- [THE TASK]: Could you write out the records below exactly as they appear?

- [STORED ROWS]:
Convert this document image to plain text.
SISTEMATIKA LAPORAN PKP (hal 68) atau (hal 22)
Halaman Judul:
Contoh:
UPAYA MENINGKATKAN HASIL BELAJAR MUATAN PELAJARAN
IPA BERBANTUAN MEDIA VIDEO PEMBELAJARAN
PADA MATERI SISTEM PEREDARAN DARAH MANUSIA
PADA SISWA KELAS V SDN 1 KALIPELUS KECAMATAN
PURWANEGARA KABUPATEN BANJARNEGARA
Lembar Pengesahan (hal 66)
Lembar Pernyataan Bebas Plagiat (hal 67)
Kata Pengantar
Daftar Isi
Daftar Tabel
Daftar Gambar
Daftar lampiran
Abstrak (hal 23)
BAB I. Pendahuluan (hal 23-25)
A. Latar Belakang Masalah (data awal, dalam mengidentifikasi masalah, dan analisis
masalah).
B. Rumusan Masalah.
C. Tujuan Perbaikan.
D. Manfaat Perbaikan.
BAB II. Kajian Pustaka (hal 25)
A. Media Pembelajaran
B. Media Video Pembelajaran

- [EXERCISE SOLUTION]:
Convert this document image to plain text.
SISTEMATIKA LAPORAN PKP (hal 68) atau (hal 22)
Halaman Judul:
Contoh:
UPAYA MENINGKATKAN HASIL BELAJAR MUATAN PELAJARAN
IPA BERBANTUAN MEDIA VIDEO PEMBELAJARAN
PADA MATERI SISTEM PEREDARAN DARAH MANUSIA
PADA SISWA KELAS V SDN 1 KALIPELUS KECAMATAN
PURWANEGARA KABUPATEN BANJARNEGARA
Lembar Pengesahan (hal 66)
Lembar Pernyataan Bebas Plagiat (hal 67)
Kata Pengantar
Daftar Isi
Daftar Tabel
Daftar Gambar
Daftar lampiran
Abstrak (hal 23)
BAB I. Pendahuluan (hal 23-25)
A. Latar Belakang Masalah (data awal, dalam mengidentifikasi masalah, dan analisis
masalah).
B. Rumusan Masalah.
C. Tujuan Perbaikan.
D. Manfaat Perbaikan.
BAB II. Kajian Pustaka (hal 25)
A. Media Pembelajaran
B. Media Video Pembelajaran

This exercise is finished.